(A block of data)
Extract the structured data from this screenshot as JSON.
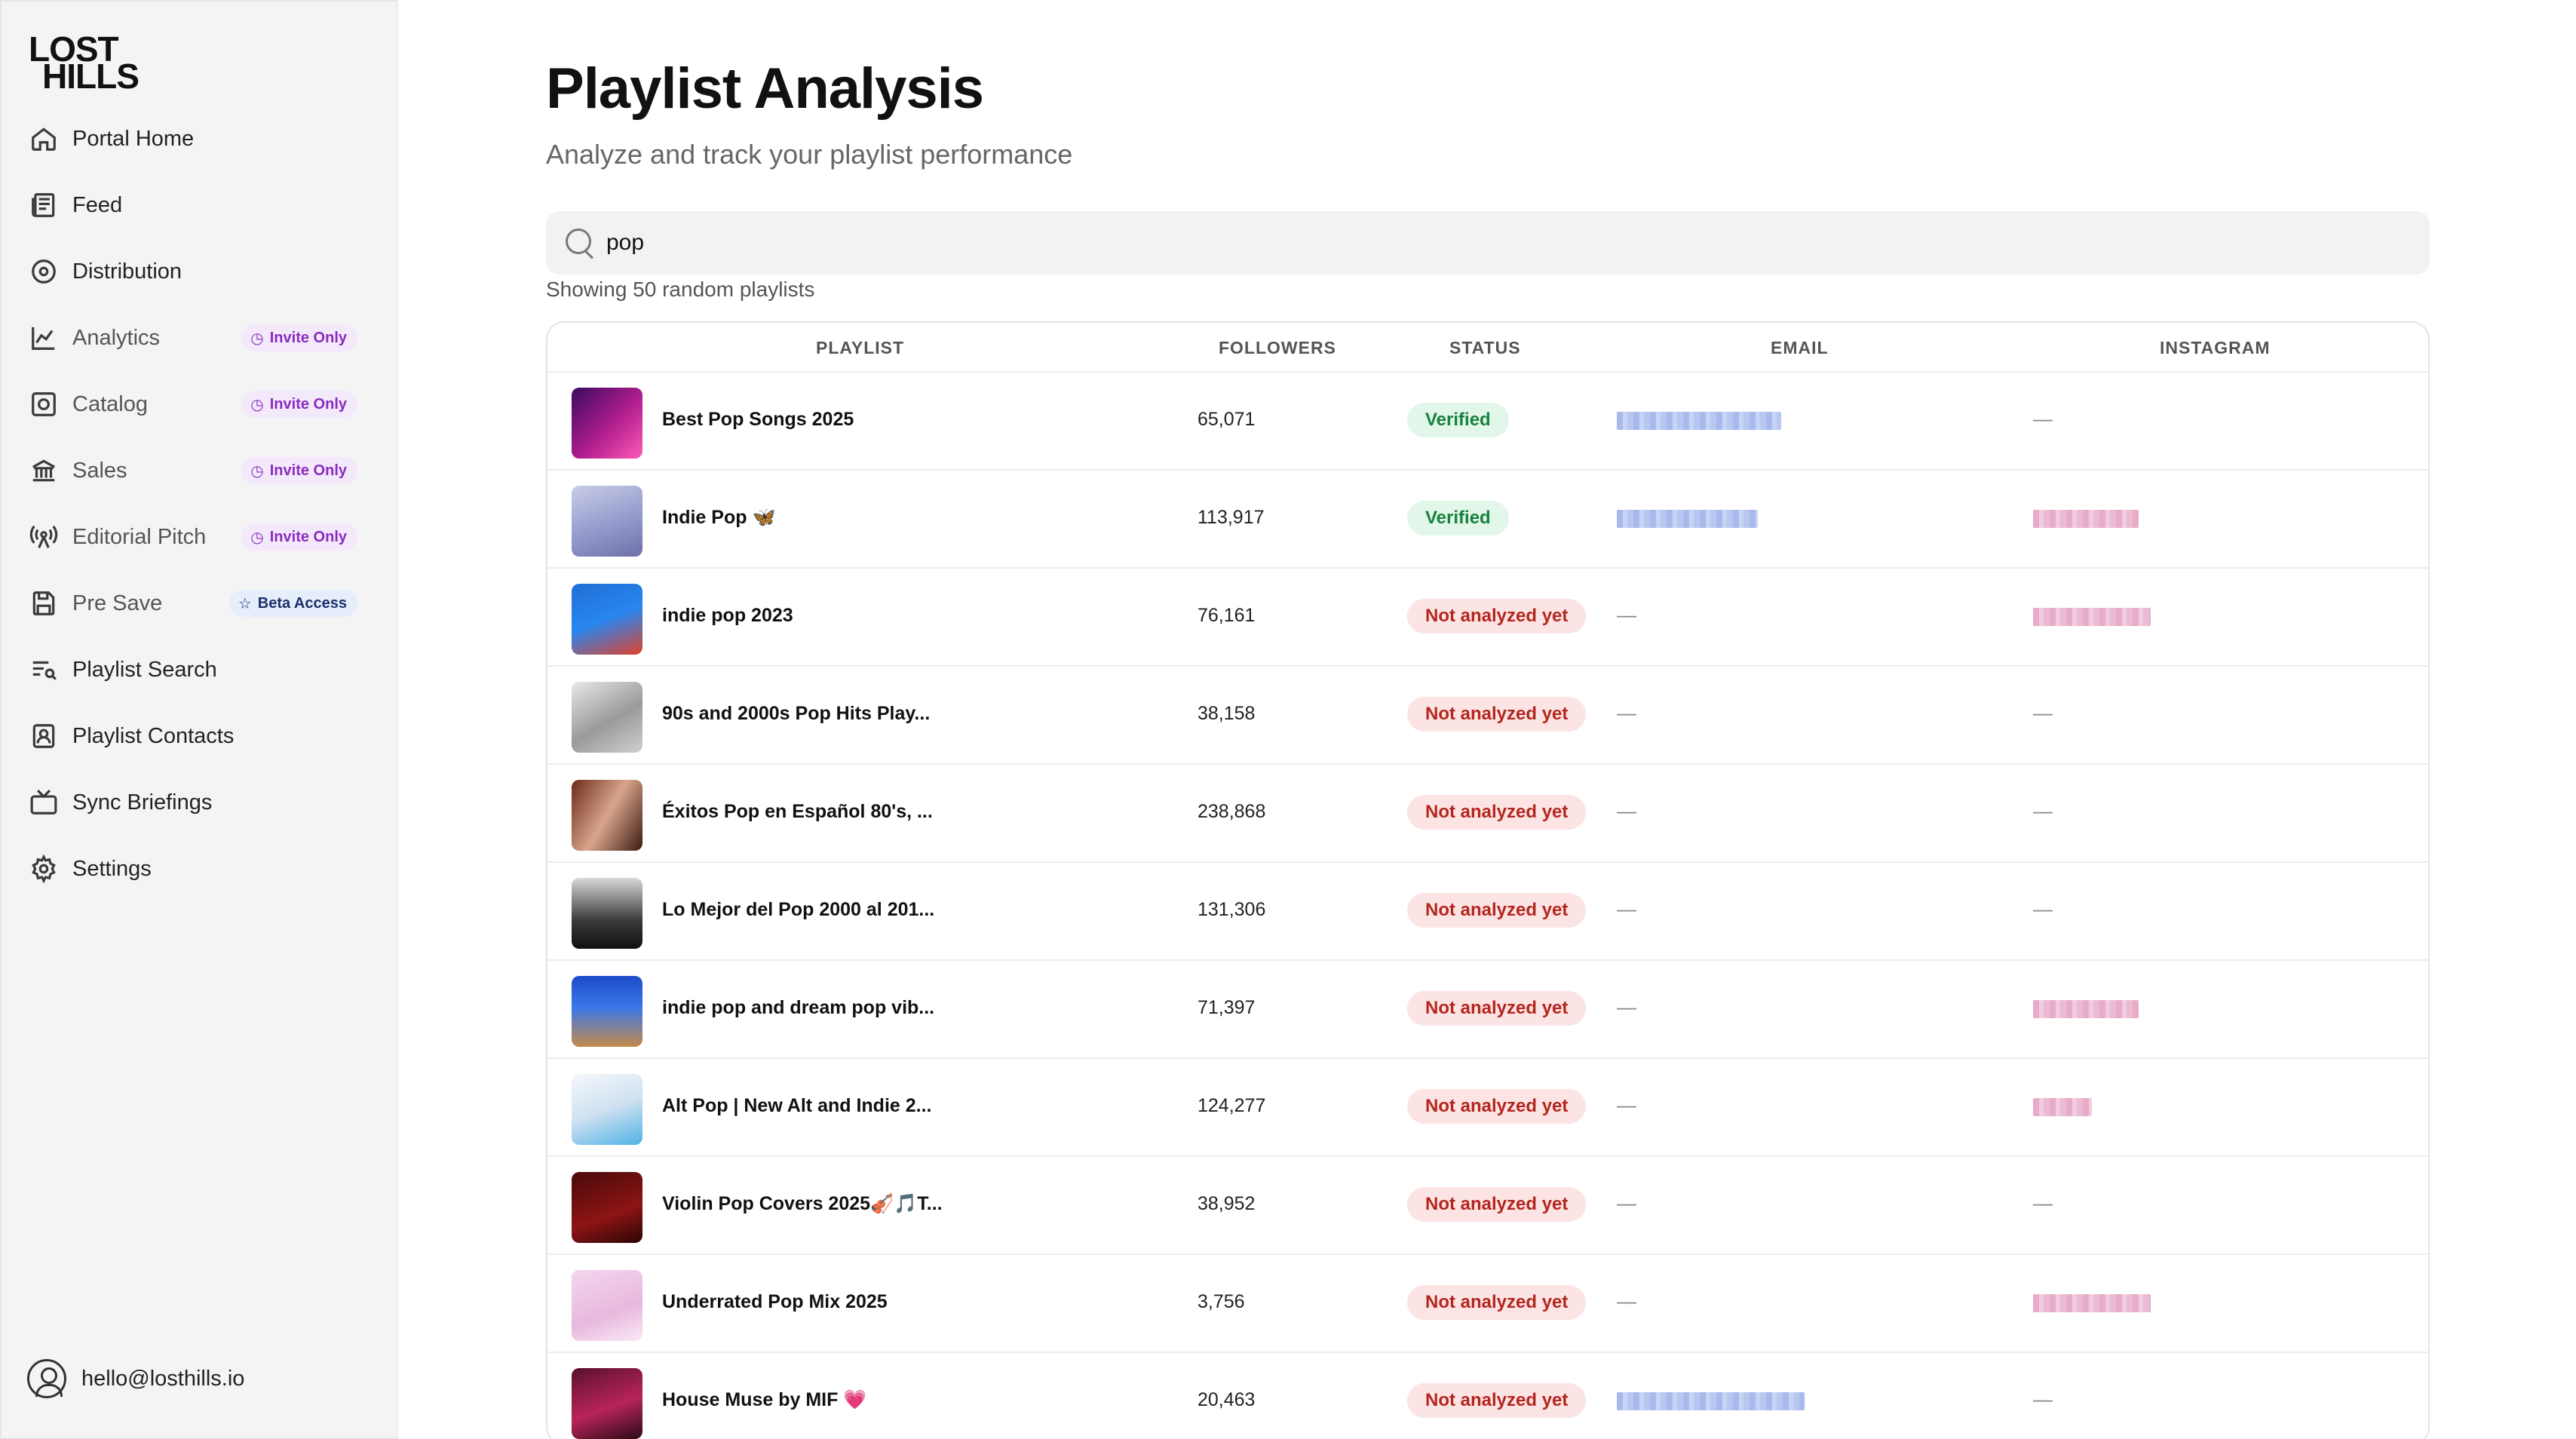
{
  "brand": {
    "line1": "LOST",
    "line2": "HILLS"
  },
  "sidebar": {
    "items": [
      {
        "label": "Portal Home",
        "icon": "home-icon"
      },
      {
        "label": "Feed",
        "icon": "newspaper-icon"
      },
      {
        "label": "Distribution",
        "icon": "disc-icon"
      },
      {
        "label": "Analytics",
        "icon": "chart-line-icon",
        "badge": "Invite Only"
      },
      {
        "label": "Catalog",
        "icon": "catalog-icon",
        "badge": "Invite Only"
      },
      {
        "label": "Sales",
        "icon": "bank-icon",
        "badge": "Invite Only"
      },
      {
        "label": "Editorial Pitch",
        "icon": "broadcast-icon",
        "badge": "Invite Only"
      },
      {
        "label": "Pre Save",
        "icon": "save-icon",
        "badge": "Beta Access"
      },
      {
        "label": "Playlist Search",
        "icon": "playlist-search-icon"
      },
      {
        "label": "Playlist Contacts",
        "icon": "contact-book-icon"
      },
      {
        "label": "Sync Briefings",
        "icon": "tv-icon"
      },
      {
        "label": "Settings",
        "icon": "gear-icon"
      }
    ],
    "user_email": "hello@losthills.io"
  },
  "main": {
    "title": "Playlist Analysis",
    "subtitle": "Analyze and track your playlist performance",
    "search_value": "pop",
    "showing": "Showing 50 random playlists",
    "columns": [
      "PLAYLIST",
      "FOLLOWERS",
      "STATUS",
      "EMAIL",
      "INSTAGRAM"
    ],
    "rows": [
      {
        "name": "Best Pop Songs 2025",
        "followers": "65,071",
        "status": "Verified",
        "email": "██████████████",
        "instagram": "—"
      },
      {
        "name": "Indie Pop 🦋",
        "followers": "113,917",
        "status": "Verified",
        "email": "████████████",
        "instagram": "█████████"
      },
      {
        "name": "indie pop 2023",
        "followers": "76,161",
        "status": "Not analyzed yet",
        "email": "—",
        "instagram": "██████████"
      },
      {
        "name": "90s and 2000s Pop Hits Play...",
        "followers": "38,158",
        "status": "Not analyzed yet",
        "email": "—",
        "instagram": "—"
      },
      {
        "name": "Éxitos Pop en Español 80's, ...",
        "followers": "238,868",
        "status": "Not analyzed yet",
        "email": "—",
        "instagram": "—"
      },
      {
        "name": "Lo Mejor del Pop 2000 al 201...",
        "followers": "131,306",
        "status": "Not analyzed yet",
        "email": "—",
        "instagram": "—"
      },
      {
        "name": "indie pop and dream pop vib...",
        "followers": "71,397",
        "status": "Not analyzed yet",
        "email": "—",
        "instagram": "█████████"
      },
      {
        "name": "Alt Pop | New Alt and Indie 2...",
        "followers": "124,277",
        "status": "Not analyzed yet",
        "email": "—",
        "instagram": "█████"
      },
      {
        "name": "Violin Pop Covers 2025🎻🎵T...",
        "followers": "38,952",
        "status": "Not analyzed yet",
        "email": "—",
        "instagram": "—"
      },
      {
        "name": "Underrated Pop Mix 2025",
        "followers": "3,756",
        "status": "Not analyzed yet",
        "email": "—",
        "instagram": "██████████"
      },
      {
        "name": "House Muse by MIF 💗",
        "followers": "20,463",
        "status": "Not analyzed yet",
        "email": "████████████████",
        "instagram": "—"
      }
    ]
  },
  "colors": {
    "verified_bg": "#e2f6e9",
    "verified_text": "#16833d",
    "notyet_bg": "#fde4e4",
    "notyet_text": "#b3261e",
    "invite_text": "#8a2cbf",
    "beta_text": "#1b2f6b"
  }
}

*DIRECTIVE*. How many lines in the entries contain the string "icon"? Answer with the number only.

*TASK RESULT*. 12